• _DATA ENTRIES_:
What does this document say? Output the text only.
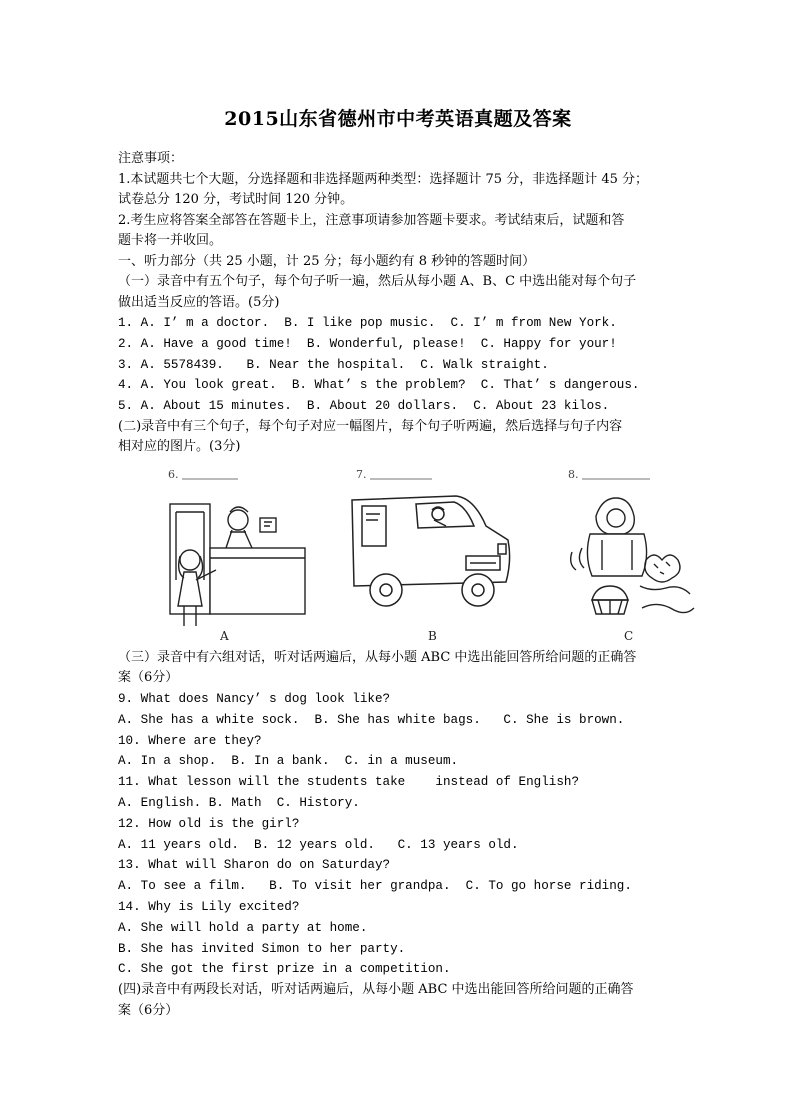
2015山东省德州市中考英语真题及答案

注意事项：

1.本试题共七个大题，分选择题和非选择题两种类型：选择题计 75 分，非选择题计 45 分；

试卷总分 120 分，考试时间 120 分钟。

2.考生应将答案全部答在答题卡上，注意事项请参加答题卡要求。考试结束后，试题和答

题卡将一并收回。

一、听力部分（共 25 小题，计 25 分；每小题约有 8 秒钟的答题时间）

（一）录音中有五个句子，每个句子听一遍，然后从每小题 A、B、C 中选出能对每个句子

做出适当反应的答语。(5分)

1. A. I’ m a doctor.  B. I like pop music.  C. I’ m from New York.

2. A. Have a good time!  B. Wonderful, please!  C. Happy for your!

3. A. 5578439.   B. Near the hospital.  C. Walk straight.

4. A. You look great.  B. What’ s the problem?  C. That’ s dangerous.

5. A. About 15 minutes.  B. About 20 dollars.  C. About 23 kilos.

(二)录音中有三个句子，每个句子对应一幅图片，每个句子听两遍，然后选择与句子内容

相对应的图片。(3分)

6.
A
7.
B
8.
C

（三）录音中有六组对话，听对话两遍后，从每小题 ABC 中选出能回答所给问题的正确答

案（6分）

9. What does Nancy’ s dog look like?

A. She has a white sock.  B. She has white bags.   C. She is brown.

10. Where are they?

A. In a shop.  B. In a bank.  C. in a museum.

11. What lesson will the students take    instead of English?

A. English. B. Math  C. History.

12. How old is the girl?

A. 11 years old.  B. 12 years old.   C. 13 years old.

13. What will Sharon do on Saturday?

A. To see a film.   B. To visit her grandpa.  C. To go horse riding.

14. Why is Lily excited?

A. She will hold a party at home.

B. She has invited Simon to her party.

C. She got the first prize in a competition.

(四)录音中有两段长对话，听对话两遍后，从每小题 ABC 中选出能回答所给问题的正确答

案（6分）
--
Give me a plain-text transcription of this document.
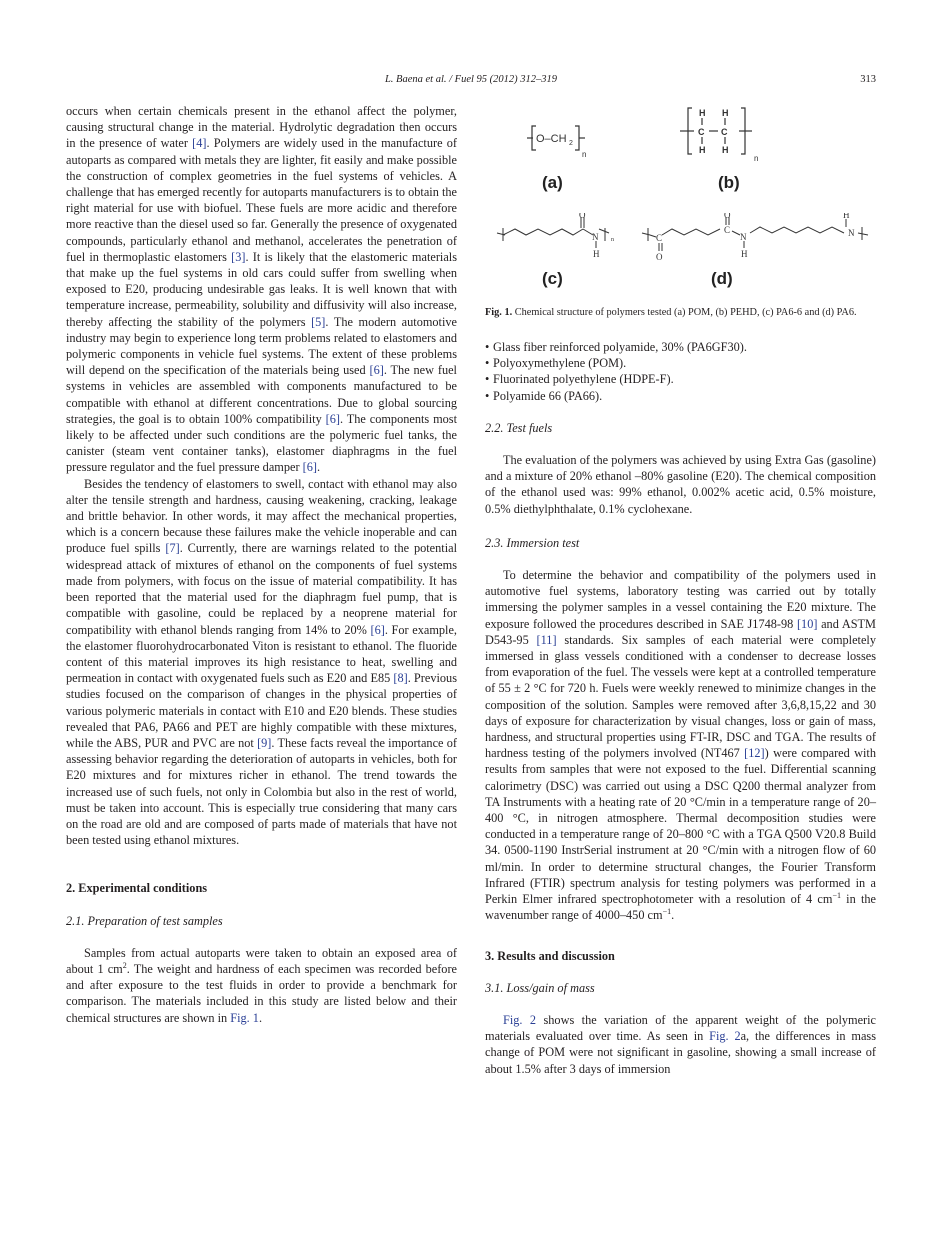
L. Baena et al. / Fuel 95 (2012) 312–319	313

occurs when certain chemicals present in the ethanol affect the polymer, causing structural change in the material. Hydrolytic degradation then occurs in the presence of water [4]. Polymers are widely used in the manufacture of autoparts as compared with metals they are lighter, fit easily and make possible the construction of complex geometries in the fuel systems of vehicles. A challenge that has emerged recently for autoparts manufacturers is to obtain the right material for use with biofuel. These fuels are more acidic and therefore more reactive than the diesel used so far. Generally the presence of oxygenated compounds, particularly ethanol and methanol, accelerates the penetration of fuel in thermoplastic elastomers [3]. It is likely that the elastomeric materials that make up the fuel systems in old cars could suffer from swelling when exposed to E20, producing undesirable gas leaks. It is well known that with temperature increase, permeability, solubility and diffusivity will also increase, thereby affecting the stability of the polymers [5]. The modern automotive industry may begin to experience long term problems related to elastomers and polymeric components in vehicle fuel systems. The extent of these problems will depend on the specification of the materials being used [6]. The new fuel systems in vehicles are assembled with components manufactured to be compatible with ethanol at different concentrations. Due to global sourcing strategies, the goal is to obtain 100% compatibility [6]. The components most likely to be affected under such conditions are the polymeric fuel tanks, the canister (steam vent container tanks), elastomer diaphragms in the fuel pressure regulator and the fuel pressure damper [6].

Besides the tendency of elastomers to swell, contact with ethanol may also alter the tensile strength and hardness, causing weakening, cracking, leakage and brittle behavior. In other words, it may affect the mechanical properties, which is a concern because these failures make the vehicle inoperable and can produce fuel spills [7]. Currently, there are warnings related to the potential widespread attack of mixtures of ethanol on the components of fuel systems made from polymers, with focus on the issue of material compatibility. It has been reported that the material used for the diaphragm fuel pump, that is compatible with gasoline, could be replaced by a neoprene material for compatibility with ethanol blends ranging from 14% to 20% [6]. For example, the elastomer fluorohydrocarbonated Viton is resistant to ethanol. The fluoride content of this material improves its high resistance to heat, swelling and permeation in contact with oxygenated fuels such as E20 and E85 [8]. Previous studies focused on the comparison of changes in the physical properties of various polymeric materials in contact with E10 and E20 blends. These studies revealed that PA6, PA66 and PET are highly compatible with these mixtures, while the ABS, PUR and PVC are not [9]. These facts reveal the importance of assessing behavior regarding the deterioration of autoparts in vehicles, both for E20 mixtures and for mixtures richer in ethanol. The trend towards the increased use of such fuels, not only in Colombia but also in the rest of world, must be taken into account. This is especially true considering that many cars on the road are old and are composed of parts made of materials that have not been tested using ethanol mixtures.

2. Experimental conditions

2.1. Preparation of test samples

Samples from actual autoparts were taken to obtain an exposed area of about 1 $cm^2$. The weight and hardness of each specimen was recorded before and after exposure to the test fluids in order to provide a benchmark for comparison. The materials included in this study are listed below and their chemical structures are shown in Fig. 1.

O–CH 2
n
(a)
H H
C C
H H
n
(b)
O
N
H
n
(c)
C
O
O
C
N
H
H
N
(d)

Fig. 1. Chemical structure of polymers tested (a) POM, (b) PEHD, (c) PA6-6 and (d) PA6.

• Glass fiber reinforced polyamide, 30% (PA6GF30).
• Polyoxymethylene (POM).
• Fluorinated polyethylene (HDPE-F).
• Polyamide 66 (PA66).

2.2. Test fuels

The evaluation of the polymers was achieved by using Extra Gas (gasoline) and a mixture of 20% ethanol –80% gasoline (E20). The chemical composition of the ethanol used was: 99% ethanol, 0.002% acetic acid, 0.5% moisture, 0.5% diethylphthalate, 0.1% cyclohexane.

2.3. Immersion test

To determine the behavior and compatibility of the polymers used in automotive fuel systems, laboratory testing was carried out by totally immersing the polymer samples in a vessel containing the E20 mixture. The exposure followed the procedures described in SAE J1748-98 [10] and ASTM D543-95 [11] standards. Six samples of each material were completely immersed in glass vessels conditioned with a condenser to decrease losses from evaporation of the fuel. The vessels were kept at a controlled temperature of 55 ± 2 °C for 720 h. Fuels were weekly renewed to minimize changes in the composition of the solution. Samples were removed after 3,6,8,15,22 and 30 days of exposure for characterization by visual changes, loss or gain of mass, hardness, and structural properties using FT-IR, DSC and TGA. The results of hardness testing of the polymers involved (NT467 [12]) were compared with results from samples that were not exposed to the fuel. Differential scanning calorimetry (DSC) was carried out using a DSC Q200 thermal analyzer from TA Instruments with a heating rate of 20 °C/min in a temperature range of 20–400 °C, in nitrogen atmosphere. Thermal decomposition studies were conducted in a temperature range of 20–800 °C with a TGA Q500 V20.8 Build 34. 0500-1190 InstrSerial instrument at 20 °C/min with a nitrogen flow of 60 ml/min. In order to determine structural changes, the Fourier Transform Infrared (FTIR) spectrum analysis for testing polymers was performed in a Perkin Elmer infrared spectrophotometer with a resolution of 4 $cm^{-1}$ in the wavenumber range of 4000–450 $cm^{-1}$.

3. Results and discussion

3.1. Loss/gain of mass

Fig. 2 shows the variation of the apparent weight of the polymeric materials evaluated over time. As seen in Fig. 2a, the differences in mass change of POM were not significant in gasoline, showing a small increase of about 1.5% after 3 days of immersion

• _TASK REQUIREMENTS_: Say how many lines of the data include the string "time". Nothing other than the number should be given.

• _THE ANSWER_: 2